(Task directions) Write out the material exactly, leaving every picture behind.

(Data extract)

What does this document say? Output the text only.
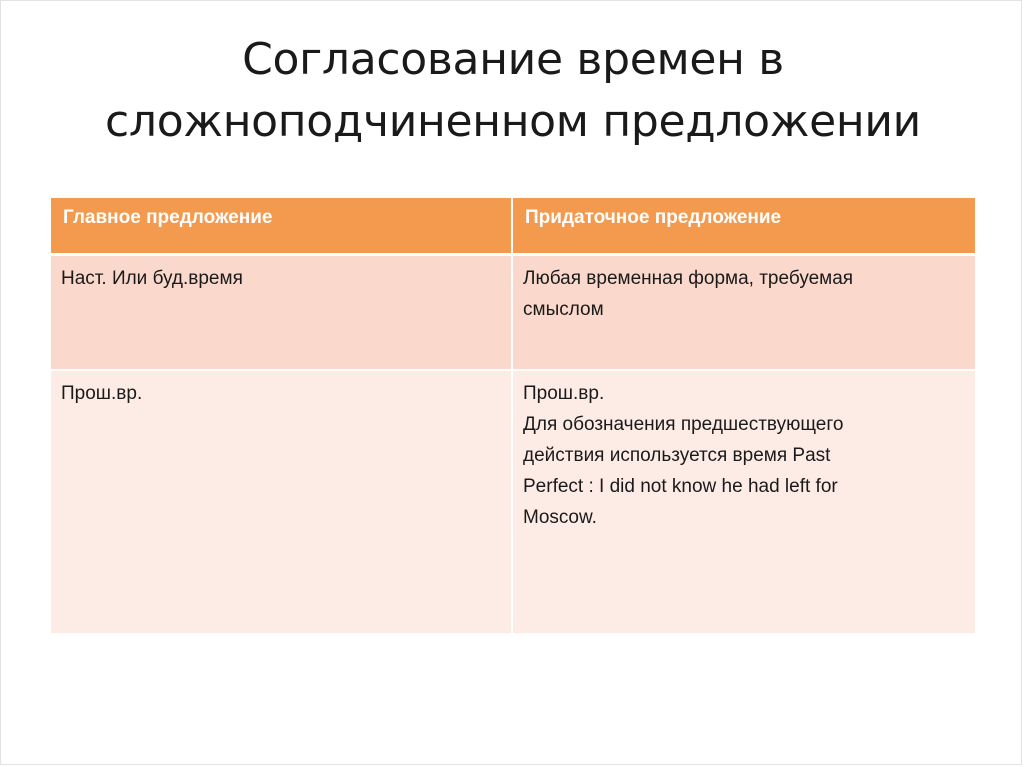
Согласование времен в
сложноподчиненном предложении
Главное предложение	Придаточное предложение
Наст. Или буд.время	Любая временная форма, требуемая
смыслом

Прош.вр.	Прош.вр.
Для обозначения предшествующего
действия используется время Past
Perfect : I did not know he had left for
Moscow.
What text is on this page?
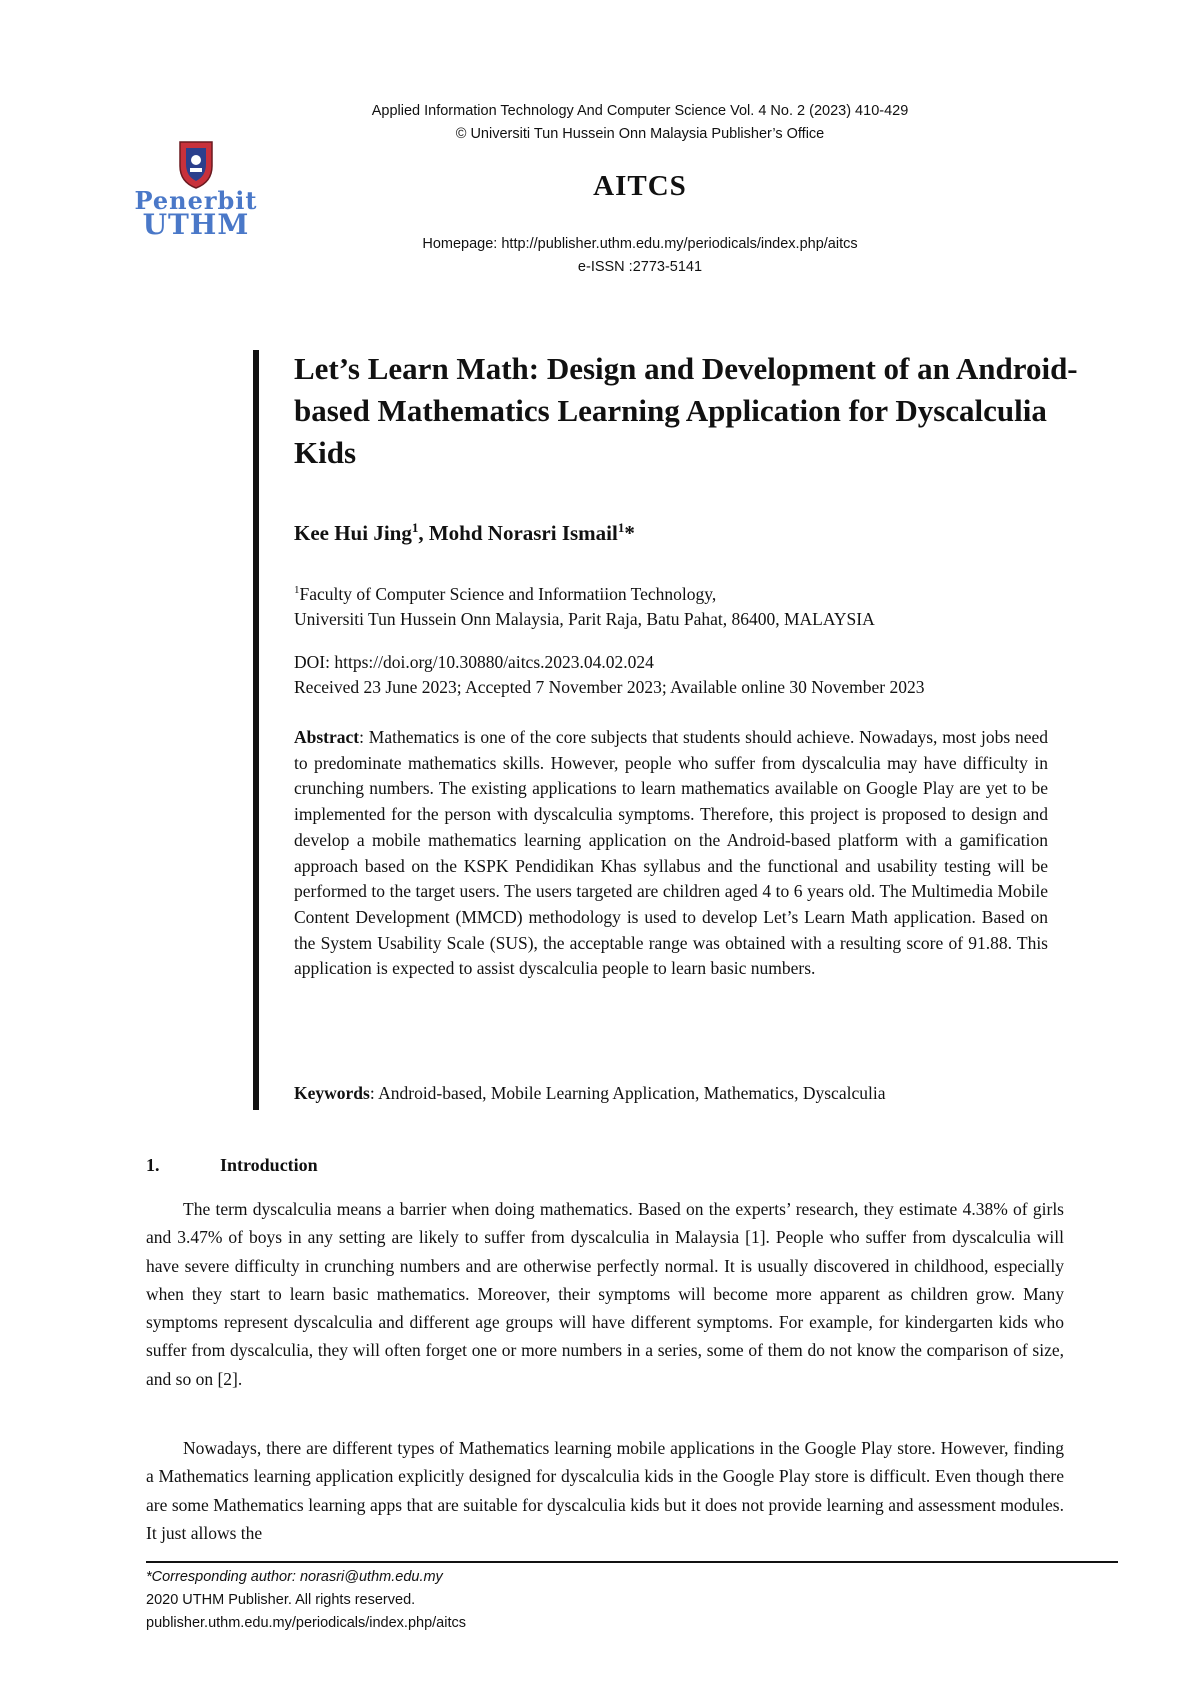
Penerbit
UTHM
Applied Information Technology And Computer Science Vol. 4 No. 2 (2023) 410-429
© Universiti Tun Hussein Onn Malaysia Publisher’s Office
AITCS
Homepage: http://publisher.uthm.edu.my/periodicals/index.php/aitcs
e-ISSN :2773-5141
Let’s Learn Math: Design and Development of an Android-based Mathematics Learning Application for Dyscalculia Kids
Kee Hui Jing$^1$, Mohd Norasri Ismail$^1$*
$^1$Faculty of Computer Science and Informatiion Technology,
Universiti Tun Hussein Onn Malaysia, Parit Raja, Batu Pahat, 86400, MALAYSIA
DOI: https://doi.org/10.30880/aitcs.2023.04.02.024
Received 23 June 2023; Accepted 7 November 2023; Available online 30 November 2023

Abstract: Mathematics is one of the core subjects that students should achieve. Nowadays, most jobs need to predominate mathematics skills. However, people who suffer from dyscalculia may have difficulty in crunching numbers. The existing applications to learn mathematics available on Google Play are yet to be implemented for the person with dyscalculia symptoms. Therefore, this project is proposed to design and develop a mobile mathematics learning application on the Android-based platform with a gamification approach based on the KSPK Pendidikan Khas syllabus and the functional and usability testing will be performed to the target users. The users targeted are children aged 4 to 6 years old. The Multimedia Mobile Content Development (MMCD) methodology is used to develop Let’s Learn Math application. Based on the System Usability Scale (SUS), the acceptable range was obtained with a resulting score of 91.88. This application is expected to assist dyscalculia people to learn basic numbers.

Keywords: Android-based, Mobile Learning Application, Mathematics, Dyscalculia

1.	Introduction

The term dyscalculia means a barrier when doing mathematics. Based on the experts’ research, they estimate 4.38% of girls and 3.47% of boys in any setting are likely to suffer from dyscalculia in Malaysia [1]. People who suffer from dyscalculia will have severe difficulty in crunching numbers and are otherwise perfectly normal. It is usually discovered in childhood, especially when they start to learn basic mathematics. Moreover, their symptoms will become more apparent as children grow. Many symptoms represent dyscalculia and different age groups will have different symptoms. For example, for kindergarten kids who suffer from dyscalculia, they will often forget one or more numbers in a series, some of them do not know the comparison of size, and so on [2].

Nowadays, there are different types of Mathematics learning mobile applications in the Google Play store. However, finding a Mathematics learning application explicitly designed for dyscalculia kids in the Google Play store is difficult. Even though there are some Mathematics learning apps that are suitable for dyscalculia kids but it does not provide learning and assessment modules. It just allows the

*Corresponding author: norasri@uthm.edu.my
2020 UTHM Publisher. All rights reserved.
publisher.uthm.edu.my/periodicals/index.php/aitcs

(Output)
What does this document say? Output the text only.
Согласование времен в
сложноподчиненном предложении
Главное предложение	Придаточное предложение
Наст. Или буд.время	Любая временная форма, требуемая
смыслом

Прош.вр.	Прош.вр.
Для обозначения предшествующего
действия используется время Past
Perfect : I did not know he had left for
Moscow.
What text is on this page?
Penerbit
UTHM
Applied Information Technology And Computer Science Vol. 4 No. 2 (2023) 410-429
© Universiti Tun Hussein Onn Malaysia Publisher’s Office
AITCS
Homepage: http://publisher.uthm.edu.my/periodicals/index.php/aitcs
e-ISSN :2773-5141
Let’s Learn Math: Design and Development of an Android-based Mathematics Learning Application for Dyscalculia Kids
Kee Hui Jing$^1$, Mohd Norasri Ismail$^1$*
$^1$Faculty of Computer Science and Informatiion Technology,
Universiti Tun Hussein Onn Malaysia, Parit Raja, Batu Pahat, 86400, MALAYSIA
DOI: https://doi.org/10.30880/aitcs.2023.04.02.024
Received 23 June 2023; Accepted 7 November 2023; Available online 30 November 2023

Abstract: Mathematics is one of the core subjects that students should achieve. Nowadays, most jobs need to predominate mathematics skills. However, people who suffer from dyscalculia may have difficulty in crunching numbers. The existing applications to learn mathematics available on Google Play are yet to be implemented for the person with dyscalculia symptoms. Therefore, this project is proposed to design and develop a mobile mathematics learning application on the Android-based platform with a gamification approach based on the KSPK Pendidikan Khas syllabus and the functional and usability testing will be performed to the target users. The users targeted are children aged 4 to 6 years old. The Multimedia Mobile Content Development (MMCD) methodology is used to develop Let’s Learn Math application. Based on the System Usability Scale (SUS), the acceptable range was obtained with a resulting score of 91.88. This application is expected to assist dyscalculia people to learn basic numbers.

Keywords: Android-based, Mobile Learning Application, Mathematics, Dyscalculia

1.	Introduction

The term dyscalculia means a barrier when doing mathematics. Based on the experts’ research, they estimate 4.38% of girls and 3.47% of boys in any setting are likely to suffer from dyscalculia in Malaysia [1]. People who suffer from dyscalculia will have severe difficulty in crunching numbers and are otherwise perfectly normal. It is usually discovered in childhood, especially when they start to learn basic mathematics. Moreover, their symptoms will become more apparent as children grow. Many symptoms represent dyscalculia and different age groups will have different symptoms. For example, for kindergarten kids who suffer from dyscalculia, they will often forget one or more numbers in a series, some of them do not know the comparison of size, and so on [2].

Nowadays, there are different types of Mathematics learning mobile applications in the Google Play store. However, finding a Mathematics learning application explicitly designed for dyscalculia kids in the Google Play store is difficult. Even though there are some Mathematics learning apps that are suitable for dyscalculia kids but it does not provide learning and assessment modules. It just allows the

*Corresponding author: norasri@uthm.edu.my
2020 UTHM Publisher. All rights reserved.
publisher.uthm.edu.my/periodicals/index.php/aitcs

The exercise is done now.